▶ **Stated goal**:
Set down the full listing exactly, character for character.

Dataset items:
────────────────────
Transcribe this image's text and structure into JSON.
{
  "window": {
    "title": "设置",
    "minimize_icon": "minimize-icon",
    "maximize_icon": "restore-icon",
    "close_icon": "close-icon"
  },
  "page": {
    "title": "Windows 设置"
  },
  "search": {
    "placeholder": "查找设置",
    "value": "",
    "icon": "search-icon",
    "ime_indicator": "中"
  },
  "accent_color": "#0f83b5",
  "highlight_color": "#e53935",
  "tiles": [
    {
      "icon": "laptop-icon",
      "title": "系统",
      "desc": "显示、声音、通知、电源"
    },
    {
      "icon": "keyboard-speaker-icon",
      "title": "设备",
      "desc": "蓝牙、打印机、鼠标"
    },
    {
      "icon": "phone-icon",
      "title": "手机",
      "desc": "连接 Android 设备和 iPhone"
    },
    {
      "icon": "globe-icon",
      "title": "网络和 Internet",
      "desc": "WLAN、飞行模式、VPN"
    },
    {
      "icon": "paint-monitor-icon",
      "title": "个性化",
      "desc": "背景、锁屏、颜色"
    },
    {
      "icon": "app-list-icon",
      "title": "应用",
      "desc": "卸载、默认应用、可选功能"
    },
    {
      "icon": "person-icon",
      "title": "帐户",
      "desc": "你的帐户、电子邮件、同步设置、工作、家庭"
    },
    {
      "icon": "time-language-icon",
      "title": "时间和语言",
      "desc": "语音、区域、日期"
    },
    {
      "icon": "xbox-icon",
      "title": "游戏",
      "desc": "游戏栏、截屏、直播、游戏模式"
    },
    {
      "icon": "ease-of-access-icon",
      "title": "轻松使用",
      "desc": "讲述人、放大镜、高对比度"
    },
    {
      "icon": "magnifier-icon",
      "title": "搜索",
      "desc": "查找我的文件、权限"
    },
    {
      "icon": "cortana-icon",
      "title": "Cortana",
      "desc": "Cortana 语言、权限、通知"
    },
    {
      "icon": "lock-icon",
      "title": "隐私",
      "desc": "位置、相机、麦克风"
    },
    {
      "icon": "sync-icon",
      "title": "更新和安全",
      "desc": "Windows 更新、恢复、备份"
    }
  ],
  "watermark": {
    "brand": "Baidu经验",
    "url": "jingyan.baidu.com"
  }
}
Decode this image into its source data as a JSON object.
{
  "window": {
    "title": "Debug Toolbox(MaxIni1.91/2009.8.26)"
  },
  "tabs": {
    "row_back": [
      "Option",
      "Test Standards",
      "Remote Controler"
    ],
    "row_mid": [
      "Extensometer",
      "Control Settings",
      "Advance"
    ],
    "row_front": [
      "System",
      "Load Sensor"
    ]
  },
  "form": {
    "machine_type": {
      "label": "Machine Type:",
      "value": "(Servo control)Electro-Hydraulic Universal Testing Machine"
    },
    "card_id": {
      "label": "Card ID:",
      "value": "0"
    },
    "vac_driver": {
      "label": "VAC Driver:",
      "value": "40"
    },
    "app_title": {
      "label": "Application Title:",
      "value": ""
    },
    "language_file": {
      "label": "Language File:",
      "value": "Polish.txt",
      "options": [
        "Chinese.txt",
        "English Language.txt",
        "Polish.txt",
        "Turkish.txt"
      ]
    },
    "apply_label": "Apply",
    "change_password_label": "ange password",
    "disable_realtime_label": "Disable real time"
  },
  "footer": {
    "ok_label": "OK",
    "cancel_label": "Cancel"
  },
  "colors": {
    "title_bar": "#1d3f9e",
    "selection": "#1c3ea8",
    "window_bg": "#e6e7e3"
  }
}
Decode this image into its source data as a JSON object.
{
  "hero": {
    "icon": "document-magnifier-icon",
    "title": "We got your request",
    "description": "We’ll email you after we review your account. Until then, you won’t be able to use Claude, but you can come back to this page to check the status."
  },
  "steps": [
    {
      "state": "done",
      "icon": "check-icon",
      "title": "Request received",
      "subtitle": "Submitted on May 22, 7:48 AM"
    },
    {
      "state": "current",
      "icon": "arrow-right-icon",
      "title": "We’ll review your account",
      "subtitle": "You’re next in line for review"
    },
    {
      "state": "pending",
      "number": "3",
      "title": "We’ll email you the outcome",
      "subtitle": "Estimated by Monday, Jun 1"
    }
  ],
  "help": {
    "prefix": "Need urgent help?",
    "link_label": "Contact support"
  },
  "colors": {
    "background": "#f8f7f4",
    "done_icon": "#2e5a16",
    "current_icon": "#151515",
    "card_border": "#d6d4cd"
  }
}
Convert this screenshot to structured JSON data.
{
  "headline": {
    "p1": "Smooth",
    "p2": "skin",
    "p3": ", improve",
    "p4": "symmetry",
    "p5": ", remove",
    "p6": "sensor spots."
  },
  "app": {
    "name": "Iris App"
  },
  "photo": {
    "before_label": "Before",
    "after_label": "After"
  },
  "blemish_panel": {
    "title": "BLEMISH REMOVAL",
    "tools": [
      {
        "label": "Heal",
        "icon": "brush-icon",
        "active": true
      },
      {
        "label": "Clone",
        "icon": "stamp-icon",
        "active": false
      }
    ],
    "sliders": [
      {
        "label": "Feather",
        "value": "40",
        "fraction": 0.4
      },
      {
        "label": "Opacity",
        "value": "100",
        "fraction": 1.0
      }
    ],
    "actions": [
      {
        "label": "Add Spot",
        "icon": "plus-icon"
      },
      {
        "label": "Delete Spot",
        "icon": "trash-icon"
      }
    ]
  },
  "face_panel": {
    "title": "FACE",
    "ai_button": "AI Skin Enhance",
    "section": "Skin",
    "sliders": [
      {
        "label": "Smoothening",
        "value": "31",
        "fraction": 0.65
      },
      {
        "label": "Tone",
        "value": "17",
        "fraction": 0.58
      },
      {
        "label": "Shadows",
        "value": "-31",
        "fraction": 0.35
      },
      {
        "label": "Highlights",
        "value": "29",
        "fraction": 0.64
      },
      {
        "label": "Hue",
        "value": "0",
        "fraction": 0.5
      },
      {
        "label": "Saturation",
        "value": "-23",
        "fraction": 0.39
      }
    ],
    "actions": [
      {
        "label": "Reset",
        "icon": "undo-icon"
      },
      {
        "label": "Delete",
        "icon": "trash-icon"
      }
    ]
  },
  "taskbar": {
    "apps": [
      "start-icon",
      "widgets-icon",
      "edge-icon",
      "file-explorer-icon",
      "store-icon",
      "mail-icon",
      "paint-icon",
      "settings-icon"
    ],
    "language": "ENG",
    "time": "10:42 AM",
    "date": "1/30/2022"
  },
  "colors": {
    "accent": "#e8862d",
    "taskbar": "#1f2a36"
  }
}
────────────────────
▶ **Task solution**:
Transcribe this image's text and structure into JSON.
{
  "window": {
    "title": "设置",
    "minimize_icon": "minimize-icon",
    "maximize_icon": "restore-icon",
    "close_icon": "close-icon"
  },
  "page": {
    "title": "Windows 设置"
  },
  "search": {
    "placeholder": "查找设置",
    "value": "",
    "icon": "search-icon",
    "ime_indicator": "中"
  },
  "accent_color": "#0f83b5",
  "highlight_color": "#e53935",
  "tiles": [
    {
      "icon": "laptop-icon",
      "title": "系统",
      "desc": "显示、声音、通知、电源"
    },
    {
      "icon": "keyboard-speaker-icon",
      "title": "设备",
      "desc": "蓝牙、打印机、鼠标"
    },
    {
      "icon": "phone-icon",
      "title": "手机",
      "desc": "连接 Android 设备和 iPhone"
    },
    {
      "icon": "globe-icon",
      "title": "网络和 Internet",
      "desc": "WLAN、飞行模式、VPN"
    },
    {
      "icon": "paint-monitor-icon",
      "title": "个性化",
      "desc": "背景、锁屏、颜色"
    },
    {
      "icon": "app-list-icon",
      "title": "应用",
      "desc": "卸载、默认应用、可选功能"
    },
    {
      "icon": "person-icon",
      "title": "帐户",
      "desc": "你的帐户、电子邮件、同步设置、工作、家庭"
    },
    {
      "icon": "time-language-icon",
      "title": "时间和语言",
      "desc": "语音、区域、日期"
    },
    {
      "icon": "xbox-icon",
      "title": "游戏",
      "desc": "游戏栏、截屏、直播、游戏模式"
    },
    {
      "icon": "ease-of-access-icon",
      "title": "轻松使用",
      "desc": "讲述人、放大镜、高对比度"
    },
    {
      "icon": "magnifier-icon",
      "title": "搜索",
      "desc": "查找我的文件、权限"
    },
    {
      "icon": "cortana-icon",
      "title": "Cortana",
      "desc": "Cortana 语言、权限、通知"
    },
    {
      "icon": "lock-icon",
      "title": "隐私",
      "desc": "位置、相机、麦克风"
    },
    {
      "icon": "sync-icon",
      "title": "更新和安全",
      "desc": "Windows 更新、恢复、备份"
    }
  ],
  "watermark": {
    "brand": "Baidu经验",
    "url": "jingyan.baidu.com"
  }
}
Decode this image into its source data as a JSON object.
{
  "window": {
    "title": "Debug Toolbox(MaxIni1.91/2009.8.26)"
  },
  "tabs": {
    "row_back": [
      "Option",
      "Test Standards",
      "Remote Controler"
    ],
    "row_mid": [
      "Extensometer",
      "Control Settings",
      "Advance"
    ],
    "row_front": [
      "System",
      "Load Sensor"
    ]
  },
  "form": {
    "machine_type": {
      "label": "Machine Type:",
      "value": "(Servo control)Electro-Hydraulic Universal Testing Machine"
    },
    "card_id": {
      "label": "Card ID:",
      "value": "0"
    },
    "vac_driver": {
      "label": "VAC Driver:",
      "value": "40"
    },
    "app_title": {
      "label": "Application Title:",
      "value": ""
    },
    "language_file": {
      "label": "Language File:",
      "value": "Polish.txt",
      "options": [
        "Chinese.txt",
        "English Language.txt",
        "Polish.txt",
        "Turkish.txt"
      ]
    },
    "apply_label": "Apply",
    "change_password_label": "ange password",
    "disable_realtime_label": "Disable real time"
  },
  "footer": {
    "ok_label": "OK",
    "cancel_label": "Cancel"
  },
  "colors": {
    "title_bar": "#1d3f9e",
    "selection": "#1c3ea8",
    "window_bg": "#e6e7e3"
  }
}
Decode this image into its source data as a JSON object.
{
  "hero": {
    "icon": "document-magnifier-icon",
    "title": "We got your request",
    "description": "We’ll email you after we review your account. Until then, you won’t be able to use Claude, but you can come back to this page to check the status."
  },
  "steps": [
    {
      "state": "done",
      "icon": "check-icon",
      "title": "Request received",
      "subtitle": "Submitted on May 22, 7:48 AM"
    },
    {
      "state": "current",
      "icon": "arrow-right-icon",
      "title": "We’ll review your account",
      "subtitle": "You’re next in line for review"
    },
    {
      "state": "pending",
      "number": "3",
      "title": "We’ll email you the outcome",
      "subtitle": "Estimated by Monday, Jun 1"
    }
  ],
  "help": {
    "prefix": "Need urgent help?",
    "link_label": "Contact support"
  },
  "colors": {
    "background": "#f8f7f4",
    "done_icon": "#2e5a16",
    "current_icon": "#151515",
    "card_border": "#d6d4cd"
  }
}
Convert this screenshot to structured JSON data.
{
  "headline": {
    "p1": "Smooth",
    "p2": "skin",
    "p3": ", improve",
    "p4": "symmetry",
    "p5": ", remove",
    "p6": "sensor spots."
  },
  "app": {
    "name": "Iris App"
  },
  "photo": {
    "before_label": "Before",
    "after_label": "After"
  },
  "blemish_panel": {
    "title": "BLEMISH REMOVAL",
    "tools": [
      {
        "label": "Heal",
        "icon": "brush-icon",
        "active": true
      },
      {
        "label": "Clone",
        "icon": "stamp-icon",
        "active": false
      }
    ],
    "sliders": [
      {
        "label": "Feather",
        "value": "40",
        "fraction": 0.4
      },
      {
        "label": "Opacity",
        "value": "100",
        "fraction": 1.0
      }
    ],
    "actions": [
      {
        "label": "Add Spot",
        "icon": "plus-icon"
      },
      {
        "label": "Delete Spot",
        "icon": "trash-icon"
      }
    ]
  },
  "face_panel": {
    "title": "FACE",
    "ai_button": "AI Skin Enhance",
    "section": "Skin",
    "sliders": [
      {
        "label": "Smoothening",
        "value": "31",
        "fraction": 0.65
      },
      {
        "label": "Tone",
        "value": "17",
        "fraction": 0.58
      },
      {
        "label": "Shadows",
        "value": "-31",
        "fraction": 0.35
      },
      {
        "label": "Highlights",
        "value": "29",
        "fraction": 0.64
      },
      {
        "label": "Hue",
        "value": "0",
        "fraction": 0.5
      },
      {
        "label": "Saturation",
        "value": "-23",
        "fraction": 0.39
      }
    ],
    "actions": [
      {
        "label": "Reset",
        "icon": "undo-icon"
      },
      {
        "label": "Delete",
        "icon": "trash-icon"
      }
    ]
  },
  "taskbar": {
    "apps": [
      "start-icon",
      "widgets-icon",
      "edge-icon",
      "file-explorer-icon",
      "store-icon",
      "mail-icon",
      "paint-icon",
      "settings-icon"
    ],
    "language": "ENG",
    "time": "10:42 AM",
    "date": "1/30/2022"
  },
  "colors": {
    "accent": "#e8862d",
    "taskbar": "#1f2a36"
  }
}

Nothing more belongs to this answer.